Dataset content:
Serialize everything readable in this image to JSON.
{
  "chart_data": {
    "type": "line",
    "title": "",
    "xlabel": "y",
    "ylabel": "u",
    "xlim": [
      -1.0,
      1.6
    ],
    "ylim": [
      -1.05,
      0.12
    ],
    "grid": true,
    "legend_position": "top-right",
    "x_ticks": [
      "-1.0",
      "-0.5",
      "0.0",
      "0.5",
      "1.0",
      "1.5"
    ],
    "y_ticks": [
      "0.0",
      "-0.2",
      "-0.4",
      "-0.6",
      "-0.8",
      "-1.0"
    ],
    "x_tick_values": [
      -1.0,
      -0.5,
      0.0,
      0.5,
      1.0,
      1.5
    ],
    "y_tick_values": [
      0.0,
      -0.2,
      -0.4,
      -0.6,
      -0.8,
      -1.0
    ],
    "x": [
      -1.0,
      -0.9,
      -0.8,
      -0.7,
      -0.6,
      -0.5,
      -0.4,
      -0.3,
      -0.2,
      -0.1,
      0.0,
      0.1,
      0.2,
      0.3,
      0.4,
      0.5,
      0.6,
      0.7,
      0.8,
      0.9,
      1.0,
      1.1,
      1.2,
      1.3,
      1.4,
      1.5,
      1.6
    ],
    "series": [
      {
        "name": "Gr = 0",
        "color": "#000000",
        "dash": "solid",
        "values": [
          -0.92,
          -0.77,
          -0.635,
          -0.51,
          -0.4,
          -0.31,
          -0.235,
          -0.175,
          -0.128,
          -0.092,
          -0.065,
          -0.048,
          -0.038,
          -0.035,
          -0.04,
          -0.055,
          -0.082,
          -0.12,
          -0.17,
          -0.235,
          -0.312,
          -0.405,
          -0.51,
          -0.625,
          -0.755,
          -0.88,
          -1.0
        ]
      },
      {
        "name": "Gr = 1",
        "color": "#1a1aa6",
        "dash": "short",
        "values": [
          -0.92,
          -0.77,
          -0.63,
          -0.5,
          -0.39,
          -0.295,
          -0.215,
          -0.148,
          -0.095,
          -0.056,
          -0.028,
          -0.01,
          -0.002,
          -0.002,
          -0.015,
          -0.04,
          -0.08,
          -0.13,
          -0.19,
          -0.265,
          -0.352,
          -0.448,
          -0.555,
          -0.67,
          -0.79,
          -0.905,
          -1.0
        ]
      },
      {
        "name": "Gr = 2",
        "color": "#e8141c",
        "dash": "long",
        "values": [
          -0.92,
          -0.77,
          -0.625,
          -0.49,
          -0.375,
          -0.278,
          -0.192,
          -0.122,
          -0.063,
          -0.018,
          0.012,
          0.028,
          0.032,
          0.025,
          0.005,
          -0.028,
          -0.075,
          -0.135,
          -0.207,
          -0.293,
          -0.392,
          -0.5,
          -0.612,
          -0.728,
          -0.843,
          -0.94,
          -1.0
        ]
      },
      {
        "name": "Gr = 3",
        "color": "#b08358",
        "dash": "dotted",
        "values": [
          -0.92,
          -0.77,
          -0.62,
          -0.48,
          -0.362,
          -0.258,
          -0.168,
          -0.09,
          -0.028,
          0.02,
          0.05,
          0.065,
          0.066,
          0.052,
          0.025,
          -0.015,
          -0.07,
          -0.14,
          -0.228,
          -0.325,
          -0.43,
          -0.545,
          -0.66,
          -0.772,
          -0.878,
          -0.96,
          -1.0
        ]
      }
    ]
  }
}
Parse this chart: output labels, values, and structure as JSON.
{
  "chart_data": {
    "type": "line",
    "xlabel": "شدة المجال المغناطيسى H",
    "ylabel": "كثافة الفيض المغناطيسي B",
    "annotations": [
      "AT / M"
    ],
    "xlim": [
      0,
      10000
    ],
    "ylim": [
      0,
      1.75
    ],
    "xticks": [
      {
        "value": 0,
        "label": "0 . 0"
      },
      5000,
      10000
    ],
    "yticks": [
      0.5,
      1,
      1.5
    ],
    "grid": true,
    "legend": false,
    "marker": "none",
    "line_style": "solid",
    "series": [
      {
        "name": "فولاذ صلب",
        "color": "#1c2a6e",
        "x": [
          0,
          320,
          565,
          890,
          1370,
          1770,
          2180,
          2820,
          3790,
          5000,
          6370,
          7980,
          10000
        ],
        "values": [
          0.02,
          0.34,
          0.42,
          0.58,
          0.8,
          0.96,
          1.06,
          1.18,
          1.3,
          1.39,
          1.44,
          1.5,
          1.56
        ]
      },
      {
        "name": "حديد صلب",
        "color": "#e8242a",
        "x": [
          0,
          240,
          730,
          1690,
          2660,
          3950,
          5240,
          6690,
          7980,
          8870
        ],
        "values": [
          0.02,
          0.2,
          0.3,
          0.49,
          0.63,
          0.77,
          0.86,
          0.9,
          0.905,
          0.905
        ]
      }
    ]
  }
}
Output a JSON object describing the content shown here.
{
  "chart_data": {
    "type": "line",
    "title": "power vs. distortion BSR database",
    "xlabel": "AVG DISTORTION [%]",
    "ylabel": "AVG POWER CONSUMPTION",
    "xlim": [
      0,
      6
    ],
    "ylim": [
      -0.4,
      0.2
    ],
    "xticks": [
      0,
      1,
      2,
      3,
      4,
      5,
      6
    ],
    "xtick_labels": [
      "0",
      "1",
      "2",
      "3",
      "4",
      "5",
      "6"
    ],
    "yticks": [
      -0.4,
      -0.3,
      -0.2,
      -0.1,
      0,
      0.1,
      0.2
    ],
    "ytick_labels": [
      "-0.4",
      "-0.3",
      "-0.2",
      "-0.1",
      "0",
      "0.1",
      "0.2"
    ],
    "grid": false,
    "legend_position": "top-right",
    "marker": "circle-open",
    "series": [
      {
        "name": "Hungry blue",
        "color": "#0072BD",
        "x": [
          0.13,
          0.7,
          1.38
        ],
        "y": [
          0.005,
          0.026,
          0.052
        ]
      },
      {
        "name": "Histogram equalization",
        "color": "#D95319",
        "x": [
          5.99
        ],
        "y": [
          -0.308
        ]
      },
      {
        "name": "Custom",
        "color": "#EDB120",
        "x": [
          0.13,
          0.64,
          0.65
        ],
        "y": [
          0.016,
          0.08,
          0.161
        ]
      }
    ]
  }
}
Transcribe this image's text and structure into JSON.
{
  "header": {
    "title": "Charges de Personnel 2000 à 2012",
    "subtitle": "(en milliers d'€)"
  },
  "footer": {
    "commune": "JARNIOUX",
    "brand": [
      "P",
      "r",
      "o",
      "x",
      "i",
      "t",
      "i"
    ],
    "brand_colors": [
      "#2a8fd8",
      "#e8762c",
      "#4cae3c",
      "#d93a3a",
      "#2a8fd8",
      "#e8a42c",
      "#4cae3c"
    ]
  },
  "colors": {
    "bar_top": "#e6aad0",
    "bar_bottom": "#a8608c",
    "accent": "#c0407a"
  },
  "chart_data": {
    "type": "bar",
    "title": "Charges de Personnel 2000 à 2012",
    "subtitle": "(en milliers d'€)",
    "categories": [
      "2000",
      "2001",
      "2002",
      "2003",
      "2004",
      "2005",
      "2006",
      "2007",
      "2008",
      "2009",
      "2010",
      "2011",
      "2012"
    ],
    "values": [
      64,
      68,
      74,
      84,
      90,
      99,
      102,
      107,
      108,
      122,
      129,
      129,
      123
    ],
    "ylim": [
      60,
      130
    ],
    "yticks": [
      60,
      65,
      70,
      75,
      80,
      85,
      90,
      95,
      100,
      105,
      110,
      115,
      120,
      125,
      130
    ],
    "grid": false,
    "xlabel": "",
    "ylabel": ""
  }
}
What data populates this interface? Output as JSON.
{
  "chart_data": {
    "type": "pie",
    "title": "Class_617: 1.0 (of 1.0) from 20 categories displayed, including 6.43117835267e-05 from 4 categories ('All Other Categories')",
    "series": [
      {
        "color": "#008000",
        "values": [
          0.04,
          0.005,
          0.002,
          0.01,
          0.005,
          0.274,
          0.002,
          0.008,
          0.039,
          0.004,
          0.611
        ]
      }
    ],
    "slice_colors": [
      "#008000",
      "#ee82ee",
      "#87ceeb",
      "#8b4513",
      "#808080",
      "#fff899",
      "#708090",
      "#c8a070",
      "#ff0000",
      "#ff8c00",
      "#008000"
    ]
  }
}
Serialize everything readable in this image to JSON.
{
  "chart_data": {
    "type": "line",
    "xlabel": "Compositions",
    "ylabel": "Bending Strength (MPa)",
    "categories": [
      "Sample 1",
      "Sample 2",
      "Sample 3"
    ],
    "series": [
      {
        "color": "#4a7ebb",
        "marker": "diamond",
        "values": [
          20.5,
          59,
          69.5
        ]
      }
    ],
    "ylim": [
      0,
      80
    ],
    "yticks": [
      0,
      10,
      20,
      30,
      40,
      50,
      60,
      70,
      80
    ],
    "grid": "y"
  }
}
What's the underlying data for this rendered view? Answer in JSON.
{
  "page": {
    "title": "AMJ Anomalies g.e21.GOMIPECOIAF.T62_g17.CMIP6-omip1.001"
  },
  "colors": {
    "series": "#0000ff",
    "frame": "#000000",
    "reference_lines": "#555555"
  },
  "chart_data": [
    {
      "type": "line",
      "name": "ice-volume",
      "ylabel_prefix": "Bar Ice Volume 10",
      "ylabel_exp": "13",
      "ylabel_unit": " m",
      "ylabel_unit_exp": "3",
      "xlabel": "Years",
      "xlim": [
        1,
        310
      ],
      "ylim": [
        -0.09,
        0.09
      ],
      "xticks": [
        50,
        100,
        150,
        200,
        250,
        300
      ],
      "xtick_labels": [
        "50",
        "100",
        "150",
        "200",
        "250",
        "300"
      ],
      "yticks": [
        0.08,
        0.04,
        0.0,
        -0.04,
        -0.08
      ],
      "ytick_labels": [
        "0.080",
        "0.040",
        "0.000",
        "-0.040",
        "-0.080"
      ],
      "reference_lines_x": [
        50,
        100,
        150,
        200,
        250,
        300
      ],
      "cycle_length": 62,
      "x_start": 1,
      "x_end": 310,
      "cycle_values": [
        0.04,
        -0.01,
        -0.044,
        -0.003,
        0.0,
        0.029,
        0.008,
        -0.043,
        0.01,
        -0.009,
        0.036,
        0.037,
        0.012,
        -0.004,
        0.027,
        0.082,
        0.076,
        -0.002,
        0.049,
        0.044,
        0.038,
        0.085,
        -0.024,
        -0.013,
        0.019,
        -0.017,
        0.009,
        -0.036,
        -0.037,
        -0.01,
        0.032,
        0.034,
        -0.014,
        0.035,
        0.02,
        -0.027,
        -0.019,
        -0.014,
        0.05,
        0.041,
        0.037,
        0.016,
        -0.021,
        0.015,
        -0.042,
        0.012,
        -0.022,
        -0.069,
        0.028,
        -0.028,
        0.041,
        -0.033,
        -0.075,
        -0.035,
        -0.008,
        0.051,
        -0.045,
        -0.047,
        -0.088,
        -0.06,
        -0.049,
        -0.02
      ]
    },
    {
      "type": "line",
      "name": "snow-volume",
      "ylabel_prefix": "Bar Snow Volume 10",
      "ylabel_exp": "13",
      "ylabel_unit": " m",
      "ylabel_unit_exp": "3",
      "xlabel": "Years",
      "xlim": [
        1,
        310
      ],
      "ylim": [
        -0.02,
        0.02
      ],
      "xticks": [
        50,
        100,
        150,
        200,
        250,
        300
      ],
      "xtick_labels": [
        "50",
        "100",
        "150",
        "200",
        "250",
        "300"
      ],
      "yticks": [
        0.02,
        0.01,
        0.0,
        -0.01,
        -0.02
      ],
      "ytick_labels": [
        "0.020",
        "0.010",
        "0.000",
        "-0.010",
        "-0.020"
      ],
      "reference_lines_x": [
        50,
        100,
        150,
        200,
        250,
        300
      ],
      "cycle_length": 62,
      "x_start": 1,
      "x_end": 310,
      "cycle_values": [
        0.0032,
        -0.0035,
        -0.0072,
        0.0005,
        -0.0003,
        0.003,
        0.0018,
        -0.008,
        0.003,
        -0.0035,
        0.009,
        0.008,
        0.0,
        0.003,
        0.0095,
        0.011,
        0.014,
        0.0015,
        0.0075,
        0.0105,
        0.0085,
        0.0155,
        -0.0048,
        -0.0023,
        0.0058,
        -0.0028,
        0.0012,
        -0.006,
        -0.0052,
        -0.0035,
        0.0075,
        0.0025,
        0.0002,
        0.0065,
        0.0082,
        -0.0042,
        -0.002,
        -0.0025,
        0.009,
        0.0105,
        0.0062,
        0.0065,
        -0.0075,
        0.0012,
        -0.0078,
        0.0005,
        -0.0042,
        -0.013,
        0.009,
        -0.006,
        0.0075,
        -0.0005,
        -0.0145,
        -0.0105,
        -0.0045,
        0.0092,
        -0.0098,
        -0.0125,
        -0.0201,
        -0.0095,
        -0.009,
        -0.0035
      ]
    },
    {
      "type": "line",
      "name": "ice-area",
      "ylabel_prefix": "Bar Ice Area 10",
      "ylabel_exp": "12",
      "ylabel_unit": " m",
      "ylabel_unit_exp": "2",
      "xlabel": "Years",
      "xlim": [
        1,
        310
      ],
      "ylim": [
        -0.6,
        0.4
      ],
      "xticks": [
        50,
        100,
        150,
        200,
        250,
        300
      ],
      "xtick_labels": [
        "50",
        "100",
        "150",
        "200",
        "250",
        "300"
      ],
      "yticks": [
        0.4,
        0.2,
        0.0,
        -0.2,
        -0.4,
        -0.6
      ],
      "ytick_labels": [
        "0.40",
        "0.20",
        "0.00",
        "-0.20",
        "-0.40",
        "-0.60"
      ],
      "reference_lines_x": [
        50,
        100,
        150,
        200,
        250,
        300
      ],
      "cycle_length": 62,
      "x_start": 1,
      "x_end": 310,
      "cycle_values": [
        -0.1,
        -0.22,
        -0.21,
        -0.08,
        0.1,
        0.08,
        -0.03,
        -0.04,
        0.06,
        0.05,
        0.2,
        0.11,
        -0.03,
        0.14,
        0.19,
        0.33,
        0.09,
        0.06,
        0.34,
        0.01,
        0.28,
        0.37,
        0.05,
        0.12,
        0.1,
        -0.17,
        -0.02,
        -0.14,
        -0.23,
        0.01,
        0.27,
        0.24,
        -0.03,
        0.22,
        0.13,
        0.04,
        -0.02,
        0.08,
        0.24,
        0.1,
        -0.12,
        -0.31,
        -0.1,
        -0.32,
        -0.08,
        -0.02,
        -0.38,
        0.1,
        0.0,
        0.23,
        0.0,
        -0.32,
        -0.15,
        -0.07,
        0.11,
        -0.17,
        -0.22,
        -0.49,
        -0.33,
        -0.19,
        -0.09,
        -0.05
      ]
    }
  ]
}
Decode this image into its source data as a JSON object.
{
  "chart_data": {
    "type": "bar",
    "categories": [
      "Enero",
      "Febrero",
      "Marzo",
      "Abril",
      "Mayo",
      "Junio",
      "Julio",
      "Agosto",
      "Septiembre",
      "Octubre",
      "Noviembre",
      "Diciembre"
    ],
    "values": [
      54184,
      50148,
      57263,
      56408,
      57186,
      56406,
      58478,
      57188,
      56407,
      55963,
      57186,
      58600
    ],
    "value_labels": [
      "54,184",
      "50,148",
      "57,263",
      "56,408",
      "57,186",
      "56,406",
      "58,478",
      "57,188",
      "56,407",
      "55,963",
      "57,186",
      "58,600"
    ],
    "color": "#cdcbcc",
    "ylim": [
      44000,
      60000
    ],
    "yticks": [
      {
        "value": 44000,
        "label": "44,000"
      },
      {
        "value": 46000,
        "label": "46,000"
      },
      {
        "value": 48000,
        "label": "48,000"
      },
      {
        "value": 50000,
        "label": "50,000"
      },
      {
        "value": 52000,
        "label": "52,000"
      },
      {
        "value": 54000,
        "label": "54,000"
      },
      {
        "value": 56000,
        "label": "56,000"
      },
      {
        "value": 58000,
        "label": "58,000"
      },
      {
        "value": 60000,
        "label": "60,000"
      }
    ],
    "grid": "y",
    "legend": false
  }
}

Directions for this task: Repeat exactly, and only, the lines from the line containing "Decode this image" through the last line of the records above, both included.

Task answer:
Decode this image into its source data as a JSON object.
{
  "chart_data": {
    "type": "bar",
    "categories": [
      "Enero",
      "Febrero",
      "Marzo",
      "Abril",
      "Mayo",
      "Junio",
      "Julio",
      "Agosto",
      "Septiembre",
      "Octubre",
      "Noviembre",
      "Diciembre"
    ],
    "values": [
      54184,
      50148,
      57263,
      56408,
      57186,
      56406,
      58478,
      57188,
      56407,
      55963,
      57186,
      58600
    ],
    "value_labels": [
      "54,184",
      "50,148",
      "57,263",
      "56,408",
      "57,186",
      "56,406",
      "58,478",
      "57,188",
      "56,407",
      "55,963",
      "57,186",
      "58,600"
    ],
    "color": "#cdcbcc",
    "ylim": [
      44000,
      60000
    ],
    "yticks": [
      {
        "value": 44000,
        "label": "44,000"
      },
      {
        "value": 46000,
        "label": "46,000"
      },
      {
        "value": 48000,
        "label": "48,000"
      },
      {
        "value": 50000,
        "label": "50,000"
      },
      {
        "value": 52000,
        "label": "52,000"
      },
      {
        "value": 54000,
        "label": "54,000"
      },
      {
        "value": 56000,
        "label": "56,000"
      },
      {
        "value": 58000,
        "label": "58,000"
      },
      {
        "value": 60000,
        "label": "60,000"
      }
    ],
    "grid": "y",
    "legend": false
  }
}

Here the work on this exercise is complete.